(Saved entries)
•••••
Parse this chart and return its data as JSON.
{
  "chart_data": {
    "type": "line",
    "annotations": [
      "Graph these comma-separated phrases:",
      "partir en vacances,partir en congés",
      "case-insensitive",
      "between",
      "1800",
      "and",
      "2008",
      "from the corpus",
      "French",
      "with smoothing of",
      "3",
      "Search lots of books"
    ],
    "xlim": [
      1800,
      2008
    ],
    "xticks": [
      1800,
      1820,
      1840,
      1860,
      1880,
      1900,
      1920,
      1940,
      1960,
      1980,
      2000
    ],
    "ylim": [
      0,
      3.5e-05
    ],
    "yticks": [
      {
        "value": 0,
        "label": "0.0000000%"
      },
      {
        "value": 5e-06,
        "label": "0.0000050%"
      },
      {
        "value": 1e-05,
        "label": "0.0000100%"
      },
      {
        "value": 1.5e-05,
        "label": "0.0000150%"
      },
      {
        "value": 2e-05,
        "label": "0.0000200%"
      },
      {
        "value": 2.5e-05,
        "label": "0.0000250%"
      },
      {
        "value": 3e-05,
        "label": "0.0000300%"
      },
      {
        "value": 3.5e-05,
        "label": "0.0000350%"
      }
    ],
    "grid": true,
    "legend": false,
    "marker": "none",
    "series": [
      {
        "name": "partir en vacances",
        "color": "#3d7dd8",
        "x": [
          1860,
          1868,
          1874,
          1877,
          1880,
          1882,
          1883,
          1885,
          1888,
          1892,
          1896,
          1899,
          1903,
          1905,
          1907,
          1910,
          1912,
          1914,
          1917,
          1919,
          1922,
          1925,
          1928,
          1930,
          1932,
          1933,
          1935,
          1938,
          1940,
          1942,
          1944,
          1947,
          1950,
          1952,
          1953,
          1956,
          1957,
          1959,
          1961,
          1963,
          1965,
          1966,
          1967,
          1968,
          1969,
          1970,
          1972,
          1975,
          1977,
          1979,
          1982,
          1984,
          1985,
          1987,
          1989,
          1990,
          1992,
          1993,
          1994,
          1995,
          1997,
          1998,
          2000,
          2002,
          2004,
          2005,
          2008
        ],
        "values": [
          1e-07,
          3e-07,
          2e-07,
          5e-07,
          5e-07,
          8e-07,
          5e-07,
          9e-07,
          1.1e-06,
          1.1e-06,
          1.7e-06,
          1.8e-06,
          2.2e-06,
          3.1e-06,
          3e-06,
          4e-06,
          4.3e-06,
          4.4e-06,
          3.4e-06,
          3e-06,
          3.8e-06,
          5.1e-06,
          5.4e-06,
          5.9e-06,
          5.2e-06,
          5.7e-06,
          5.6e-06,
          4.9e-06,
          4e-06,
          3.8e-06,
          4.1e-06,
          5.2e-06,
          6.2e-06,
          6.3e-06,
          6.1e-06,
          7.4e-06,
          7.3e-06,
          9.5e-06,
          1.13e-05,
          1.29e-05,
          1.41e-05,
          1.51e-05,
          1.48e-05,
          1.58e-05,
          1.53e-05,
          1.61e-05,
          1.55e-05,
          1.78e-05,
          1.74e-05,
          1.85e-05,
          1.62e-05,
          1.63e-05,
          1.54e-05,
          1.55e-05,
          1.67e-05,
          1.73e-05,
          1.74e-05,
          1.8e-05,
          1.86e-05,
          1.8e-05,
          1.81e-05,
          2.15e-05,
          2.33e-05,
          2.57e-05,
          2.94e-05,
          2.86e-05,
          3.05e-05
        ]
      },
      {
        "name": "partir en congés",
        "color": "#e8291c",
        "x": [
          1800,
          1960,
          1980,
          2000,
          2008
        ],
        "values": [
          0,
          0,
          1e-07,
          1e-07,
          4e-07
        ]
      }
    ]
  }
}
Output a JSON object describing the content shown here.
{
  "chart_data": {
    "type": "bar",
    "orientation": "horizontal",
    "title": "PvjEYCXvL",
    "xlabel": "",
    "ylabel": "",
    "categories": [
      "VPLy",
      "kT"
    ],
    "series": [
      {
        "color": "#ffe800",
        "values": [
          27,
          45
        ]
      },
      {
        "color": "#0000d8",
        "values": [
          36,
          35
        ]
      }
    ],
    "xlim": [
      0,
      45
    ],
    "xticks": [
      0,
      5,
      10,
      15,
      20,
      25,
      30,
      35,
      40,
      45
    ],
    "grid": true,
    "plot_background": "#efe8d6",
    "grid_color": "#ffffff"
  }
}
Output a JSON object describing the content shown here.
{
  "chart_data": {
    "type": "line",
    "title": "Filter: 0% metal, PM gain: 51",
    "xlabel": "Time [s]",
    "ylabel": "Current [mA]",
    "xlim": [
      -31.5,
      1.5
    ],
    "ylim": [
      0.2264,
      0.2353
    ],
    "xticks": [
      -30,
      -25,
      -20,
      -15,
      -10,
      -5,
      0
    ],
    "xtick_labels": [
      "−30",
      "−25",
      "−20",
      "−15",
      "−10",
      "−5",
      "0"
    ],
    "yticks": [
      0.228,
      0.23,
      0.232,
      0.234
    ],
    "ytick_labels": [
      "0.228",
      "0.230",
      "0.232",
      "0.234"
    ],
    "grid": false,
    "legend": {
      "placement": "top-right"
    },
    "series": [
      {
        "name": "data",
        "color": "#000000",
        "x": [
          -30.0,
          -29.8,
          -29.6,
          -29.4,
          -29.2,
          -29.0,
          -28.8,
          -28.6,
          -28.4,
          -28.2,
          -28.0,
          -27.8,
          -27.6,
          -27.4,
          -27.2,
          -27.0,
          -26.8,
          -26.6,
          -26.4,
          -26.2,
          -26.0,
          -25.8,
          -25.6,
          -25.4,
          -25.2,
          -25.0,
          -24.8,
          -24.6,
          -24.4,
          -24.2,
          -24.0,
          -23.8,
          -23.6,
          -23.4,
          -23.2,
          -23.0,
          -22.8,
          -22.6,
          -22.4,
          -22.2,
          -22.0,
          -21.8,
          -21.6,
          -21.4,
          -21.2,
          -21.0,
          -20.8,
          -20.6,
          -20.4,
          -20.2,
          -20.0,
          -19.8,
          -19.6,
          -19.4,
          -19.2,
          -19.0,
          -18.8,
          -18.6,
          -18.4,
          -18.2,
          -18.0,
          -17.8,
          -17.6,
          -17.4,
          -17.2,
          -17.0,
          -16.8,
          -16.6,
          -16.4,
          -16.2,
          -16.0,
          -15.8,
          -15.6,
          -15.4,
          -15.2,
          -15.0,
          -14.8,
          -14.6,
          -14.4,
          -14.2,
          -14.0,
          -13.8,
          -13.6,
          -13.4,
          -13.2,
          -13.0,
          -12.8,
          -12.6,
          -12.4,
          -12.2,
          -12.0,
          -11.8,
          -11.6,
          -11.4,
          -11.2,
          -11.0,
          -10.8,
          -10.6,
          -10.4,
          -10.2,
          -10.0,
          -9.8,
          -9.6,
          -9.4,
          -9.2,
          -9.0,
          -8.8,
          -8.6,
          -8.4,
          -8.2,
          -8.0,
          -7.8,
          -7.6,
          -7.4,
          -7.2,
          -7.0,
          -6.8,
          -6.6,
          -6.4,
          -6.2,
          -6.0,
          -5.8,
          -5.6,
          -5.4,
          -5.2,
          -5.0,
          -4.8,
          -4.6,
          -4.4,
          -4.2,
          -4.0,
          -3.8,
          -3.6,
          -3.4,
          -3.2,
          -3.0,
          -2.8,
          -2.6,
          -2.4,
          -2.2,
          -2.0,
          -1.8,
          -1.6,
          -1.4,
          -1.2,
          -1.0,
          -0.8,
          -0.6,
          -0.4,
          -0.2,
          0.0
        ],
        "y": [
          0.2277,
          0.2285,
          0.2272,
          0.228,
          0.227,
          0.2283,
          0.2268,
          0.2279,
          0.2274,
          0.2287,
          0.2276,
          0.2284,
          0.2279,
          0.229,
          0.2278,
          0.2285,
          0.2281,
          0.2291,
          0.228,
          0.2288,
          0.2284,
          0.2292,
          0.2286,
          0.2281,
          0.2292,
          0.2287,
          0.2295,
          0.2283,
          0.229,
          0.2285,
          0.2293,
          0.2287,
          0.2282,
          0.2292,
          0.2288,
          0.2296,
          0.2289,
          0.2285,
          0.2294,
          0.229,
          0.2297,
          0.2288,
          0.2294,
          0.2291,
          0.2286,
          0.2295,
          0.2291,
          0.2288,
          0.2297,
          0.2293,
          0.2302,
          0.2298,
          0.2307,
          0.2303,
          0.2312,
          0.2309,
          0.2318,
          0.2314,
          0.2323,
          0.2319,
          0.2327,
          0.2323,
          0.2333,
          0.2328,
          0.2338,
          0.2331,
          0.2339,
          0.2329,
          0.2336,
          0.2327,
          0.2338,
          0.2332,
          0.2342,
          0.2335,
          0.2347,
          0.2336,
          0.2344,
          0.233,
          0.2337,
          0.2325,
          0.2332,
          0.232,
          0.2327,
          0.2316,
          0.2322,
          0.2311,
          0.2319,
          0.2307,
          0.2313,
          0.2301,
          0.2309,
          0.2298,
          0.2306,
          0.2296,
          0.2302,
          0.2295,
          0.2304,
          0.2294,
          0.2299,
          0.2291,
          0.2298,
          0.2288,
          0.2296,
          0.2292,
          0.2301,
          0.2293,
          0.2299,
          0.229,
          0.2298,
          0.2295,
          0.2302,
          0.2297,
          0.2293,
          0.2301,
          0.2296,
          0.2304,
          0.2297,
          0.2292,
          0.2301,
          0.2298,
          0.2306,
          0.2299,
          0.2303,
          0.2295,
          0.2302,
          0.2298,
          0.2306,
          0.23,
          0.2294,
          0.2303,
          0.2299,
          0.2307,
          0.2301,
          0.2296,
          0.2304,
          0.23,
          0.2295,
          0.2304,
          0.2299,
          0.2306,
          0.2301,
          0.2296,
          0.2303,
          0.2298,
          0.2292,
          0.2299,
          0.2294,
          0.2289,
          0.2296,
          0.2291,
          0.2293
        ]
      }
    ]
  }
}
•••••
(Work to do):
Reply with one number only, the count of lines above that hold the string "partir".

(The reply):
3